*REQUIREMENT*
Copy, from the entries below, each line where the word "рисунок" can be found.

*SUPPLIED INFORMATION*
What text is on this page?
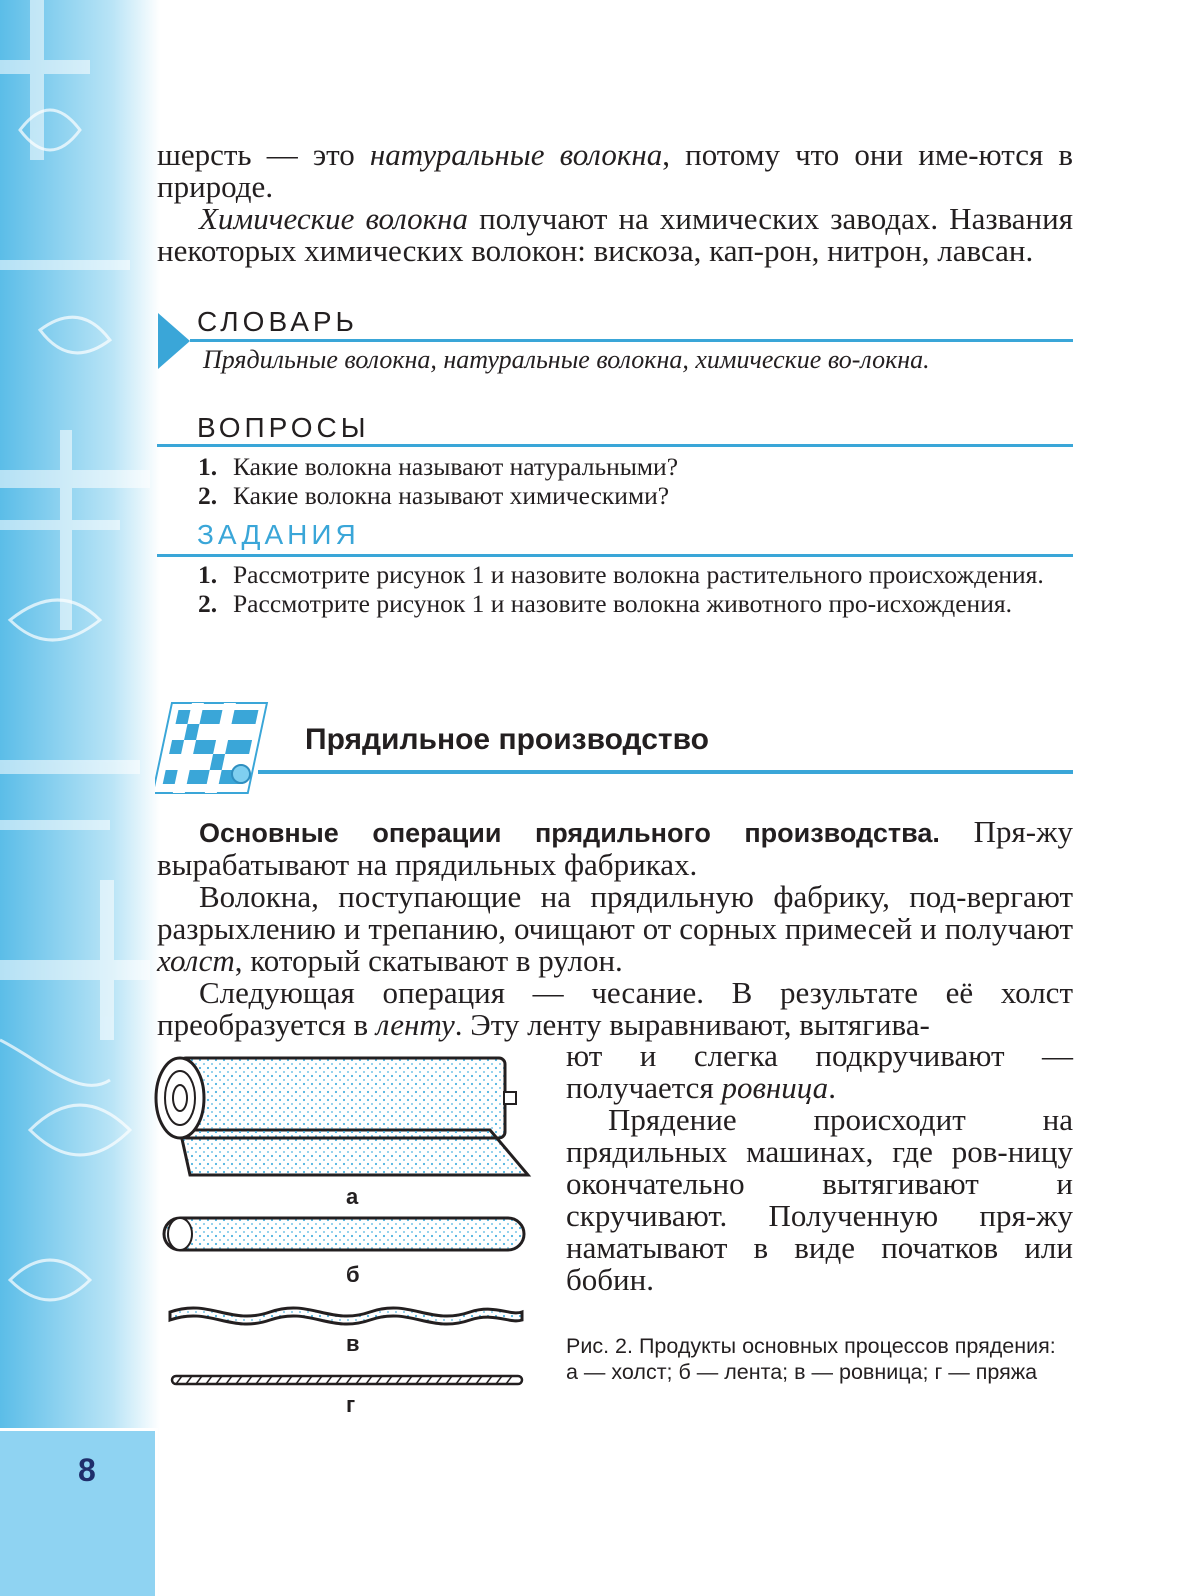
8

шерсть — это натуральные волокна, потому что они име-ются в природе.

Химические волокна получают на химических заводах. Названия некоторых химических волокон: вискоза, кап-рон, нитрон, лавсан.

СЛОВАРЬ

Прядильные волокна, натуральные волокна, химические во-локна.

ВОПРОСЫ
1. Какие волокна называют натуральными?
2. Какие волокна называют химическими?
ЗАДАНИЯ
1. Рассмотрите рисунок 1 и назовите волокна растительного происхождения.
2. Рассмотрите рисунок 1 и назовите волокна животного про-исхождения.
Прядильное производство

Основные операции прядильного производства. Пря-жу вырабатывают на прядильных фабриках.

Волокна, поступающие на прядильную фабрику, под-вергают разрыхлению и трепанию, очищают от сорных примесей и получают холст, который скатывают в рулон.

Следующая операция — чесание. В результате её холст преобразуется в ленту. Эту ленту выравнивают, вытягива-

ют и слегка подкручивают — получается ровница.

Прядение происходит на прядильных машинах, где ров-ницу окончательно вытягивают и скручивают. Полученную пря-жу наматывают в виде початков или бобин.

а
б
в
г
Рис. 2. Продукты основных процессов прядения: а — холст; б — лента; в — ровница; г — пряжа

*SOLUTION TO THIS EXERCISE*
1. Рассмотрите рисунок 1 и назовите волокна растительного происхождения.
2. Рассмотрите рисунок 1 и назовите волокна животного про-исхождения.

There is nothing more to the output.